▸ WRITTEN EXERCISE
Scan the data beneath this task and copy each line that includes "intende".

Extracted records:
>> START

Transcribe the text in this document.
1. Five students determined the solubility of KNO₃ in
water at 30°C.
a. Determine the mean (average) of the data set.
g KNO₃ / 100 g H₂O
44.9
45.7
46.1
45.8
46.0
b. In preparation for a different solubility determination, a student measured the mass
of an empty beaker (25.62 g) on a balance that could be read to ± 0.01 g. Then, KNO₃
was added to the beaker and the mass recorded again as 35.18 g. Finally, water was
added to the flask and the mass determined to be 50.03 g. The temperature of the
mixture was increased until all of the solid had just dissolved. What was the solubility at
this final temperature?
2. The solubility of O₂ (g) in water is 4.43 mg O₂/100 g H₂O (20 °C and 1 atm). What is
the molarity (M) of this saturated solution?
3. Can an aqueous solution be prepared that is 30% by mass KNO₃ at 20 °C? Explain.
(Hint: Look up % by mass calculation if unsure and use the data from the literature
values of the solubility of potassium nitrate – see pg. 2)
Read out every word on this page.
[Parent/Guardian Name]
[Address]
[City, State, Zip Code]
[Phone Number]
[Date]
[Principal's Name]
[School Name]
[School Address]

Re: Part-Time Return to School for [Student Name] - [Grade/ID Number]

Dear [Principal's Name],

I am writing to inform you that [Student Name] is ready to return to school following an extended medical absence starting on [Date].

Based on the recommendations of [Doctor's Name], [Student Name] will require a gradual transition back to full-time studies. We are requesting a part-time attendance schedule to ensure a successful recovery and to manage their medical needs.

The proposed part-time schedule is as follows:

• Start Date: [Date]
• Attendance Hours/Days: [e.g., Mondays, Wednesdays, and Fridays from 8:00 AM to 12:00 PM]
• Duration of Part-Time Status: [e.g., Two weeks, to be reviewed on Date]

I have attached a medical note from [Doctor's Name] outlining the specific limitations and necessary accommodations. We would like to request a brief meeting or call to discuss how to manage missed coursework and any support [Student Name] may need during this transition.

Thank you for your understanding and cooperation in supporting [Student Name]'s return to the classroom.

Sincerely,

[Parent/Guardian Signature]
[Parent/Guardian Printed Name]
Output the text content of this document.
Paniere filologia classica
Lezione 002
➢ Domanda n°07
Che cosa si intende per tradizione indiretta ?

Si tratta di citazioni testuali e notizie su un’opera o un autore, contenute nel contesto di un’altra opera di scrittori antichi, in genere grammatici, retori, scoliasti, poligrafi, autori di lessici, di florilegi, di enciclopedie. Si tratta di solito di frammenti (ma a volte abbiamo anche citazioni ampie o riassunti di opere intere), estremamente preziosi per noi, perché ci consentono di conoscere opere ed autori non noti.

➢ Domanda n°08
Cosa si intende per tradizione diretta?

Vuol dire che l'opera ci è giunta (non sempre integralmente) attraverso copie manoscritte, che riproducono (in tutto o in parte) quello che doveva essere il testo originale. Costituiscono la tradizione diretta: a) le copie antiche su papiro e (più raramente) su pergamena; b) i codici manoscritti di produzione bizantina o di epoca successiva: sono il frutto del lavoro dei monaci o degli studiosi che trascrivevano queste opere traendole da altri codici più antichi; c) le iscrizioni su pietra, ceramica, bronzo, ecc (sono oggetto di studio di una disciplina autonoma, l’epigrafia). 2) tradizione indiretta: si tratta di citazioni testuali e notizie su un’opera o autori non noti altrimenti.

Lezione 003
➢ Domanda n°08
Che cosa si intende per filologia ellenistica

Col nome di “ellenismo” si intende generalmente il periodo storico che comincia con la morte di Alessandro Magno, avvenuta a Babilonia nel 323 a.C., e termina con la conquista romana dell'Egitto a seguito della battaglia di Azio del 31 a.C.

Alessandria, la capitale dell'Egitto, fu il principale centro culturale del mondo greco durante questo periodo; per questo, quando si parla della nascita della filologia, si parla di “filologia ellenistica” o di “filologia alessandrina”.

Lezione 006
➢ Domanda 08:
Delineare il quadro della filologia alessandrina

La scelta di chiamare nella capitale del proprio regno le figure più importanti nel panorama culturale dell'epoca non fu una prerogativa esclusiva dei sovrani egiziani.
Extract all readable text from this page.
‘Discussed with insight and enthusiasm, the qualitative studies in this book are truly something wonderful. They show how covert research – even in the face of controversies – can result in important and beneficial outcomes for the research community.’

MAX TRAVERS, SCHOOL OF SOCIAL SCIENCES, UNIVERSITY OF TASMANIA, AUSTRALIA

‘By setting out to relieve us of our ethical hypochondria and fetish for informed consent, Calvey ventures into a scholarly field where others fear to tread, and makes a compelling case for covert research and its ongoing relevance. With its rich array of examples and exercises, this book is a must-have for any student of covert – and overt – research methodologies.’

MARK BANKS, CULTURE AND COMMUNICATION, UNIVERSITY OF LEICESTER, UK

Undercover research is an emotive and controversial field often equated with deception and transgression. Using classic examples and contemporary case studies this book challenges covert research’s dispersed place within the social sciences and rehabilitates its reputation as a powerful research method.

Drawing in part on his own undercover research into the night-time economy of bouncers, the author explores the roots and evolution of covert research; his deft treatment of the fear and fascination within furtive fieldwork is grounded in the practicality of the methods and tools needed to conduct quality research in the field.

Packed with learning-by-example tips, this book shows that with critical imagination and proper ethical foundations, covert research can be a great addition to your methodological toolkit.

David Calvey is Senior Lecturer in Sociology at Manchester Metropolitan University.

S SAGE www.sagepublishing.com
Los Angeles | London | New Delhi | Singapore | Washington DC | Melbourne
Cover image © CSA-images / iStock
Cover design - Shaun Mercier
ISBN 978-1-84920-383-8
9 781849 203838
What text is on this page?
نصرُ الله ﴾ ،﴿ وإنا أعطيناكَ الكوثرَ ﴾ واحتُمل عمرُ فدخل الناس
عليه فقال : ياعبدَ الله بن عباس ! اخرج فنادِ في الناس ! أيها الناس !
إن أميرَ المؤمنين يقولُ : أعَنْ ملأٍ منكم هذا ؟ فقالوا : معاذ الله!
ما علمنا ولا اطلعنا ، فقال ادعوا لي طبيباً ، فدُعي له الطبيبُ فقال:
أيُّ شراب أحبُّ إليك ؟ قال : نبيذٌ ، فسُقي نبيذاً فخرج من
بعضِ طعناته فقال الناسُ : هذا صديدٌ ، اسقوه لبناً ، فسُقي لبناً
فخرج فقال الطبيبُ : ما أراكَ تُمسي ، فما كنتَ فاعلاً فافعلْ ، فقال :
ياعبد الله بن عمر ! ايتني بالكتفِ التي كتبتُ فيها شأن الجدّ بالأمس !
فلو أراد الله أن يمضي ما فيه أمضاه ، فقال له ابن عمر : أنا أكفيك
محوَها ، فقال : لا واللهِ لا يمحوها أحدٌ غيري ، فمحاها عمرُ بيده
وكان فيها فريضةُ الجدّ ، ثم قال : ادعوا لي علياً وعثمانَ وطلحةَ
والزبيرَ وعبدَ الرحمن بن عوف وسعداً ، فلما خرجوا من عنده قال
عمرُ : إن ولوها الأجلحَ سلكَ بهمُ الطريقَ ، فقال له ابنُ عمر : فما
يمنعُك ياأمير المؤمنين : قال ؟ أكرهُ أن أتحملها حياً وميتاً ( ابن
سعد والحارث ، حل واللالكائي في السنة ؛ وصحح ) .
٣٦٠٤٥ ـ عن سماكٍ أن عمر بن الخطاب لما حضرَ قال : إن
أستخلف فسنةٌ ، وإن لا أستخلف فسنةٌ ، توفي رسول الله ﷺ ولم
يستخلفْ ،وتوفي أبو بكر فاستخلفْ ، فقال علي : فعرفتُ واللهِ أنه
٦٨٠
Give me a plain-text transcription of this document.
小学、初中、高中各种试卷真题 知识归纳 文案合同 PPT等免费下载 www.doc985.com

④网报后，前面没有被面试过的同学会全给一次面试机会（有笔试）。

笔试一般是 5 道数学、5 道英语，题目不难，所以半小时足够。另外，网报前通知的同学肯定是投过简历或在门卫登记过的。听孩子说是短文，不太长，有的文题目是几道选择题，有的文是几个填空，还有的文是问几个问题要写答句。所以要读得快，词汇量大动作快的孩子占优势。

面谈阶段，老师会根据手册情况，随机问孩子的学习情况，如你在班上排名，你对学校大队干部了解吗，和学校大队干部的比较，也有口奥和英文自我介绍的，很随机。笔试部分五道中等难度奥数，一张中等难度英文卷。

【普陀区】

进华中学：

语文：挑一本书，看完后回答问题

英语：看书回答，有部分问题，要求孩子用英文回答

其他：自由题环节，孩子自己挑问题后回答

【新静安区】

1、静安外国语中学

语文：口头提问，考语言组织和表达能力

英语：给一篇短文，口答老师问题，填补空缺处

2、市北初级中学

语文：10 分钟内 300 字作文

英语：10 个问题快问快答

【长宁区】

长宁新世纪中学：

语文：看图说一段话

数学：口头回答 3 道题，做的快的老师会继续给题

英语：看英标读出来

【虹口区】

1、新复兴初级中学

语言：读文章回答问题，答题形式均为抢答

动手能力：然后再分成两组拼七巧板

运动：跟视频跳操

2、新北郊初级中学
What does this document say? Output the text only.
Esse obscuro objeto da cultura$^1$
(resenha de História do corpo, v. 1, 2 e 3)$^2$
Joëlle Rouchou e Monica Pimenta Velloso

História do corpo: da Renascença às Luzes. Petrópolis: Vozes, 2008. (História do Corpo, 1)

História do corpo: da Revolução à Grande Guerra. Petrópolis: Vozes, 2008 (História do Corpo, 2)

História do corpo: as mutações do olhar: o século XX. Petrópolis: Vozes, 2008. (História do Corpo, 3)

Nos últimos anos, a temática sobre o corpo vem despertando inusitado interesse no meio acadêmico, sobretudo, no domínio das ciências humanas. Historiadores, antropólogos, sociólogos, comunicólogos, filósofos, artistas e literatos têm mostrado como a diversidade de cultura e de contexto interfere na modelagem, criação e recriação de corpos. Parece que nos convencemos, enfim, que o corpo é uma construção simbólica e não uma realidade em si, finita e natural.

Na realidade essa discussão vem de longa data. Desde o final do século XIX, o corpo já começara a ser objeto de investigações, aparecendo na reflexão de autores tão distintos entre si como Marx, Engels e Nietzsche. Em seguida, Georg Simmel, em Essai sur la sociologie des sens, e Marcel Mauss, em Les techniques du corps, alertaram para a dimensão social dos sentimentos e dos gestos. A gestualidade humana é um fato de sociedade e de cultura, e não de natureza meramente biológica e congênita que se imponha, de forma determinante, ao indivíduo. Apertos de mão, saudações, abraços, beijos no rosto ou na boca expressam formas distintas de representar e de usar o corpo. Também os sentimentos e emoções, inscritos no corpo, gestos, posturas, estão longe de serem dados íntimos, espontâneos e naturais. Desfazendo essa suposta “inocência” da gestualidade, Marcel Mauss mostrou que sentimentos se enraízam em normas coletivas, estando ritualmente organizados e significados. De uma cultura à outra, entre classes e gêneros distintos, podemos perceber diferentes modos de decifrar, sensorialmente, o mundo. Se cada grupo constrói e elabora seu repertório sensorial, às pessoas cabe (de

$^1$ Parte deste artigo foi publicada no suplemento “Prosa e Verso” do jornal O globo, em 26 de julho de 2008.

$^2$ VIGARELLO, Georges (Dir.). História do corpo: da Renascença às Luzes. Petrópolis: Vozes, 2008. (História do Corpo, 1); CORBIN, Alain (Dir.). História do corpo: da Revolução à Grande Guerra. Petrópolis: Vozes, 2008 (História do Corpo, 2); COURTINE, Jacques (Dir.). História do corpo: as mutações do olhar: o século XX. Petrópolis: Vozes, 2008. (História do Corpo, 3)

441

>> END

▸ ANSWER TO THIS PROBLEM
Che cosa si intende per tradizione indiretta ?
Cosa si intende per tradizione diretta?
Che cosa si intende per filologia ellenistica
Col nome di “ellenismo” si intende generalmente il periodo storico che comincia con la morte di Alessandro Magno, avvenuta a Babilonia nel 323 a.C., e termina con la conquista romana dell'Egitto a seguito della battaglia di Azio del 31 a.C.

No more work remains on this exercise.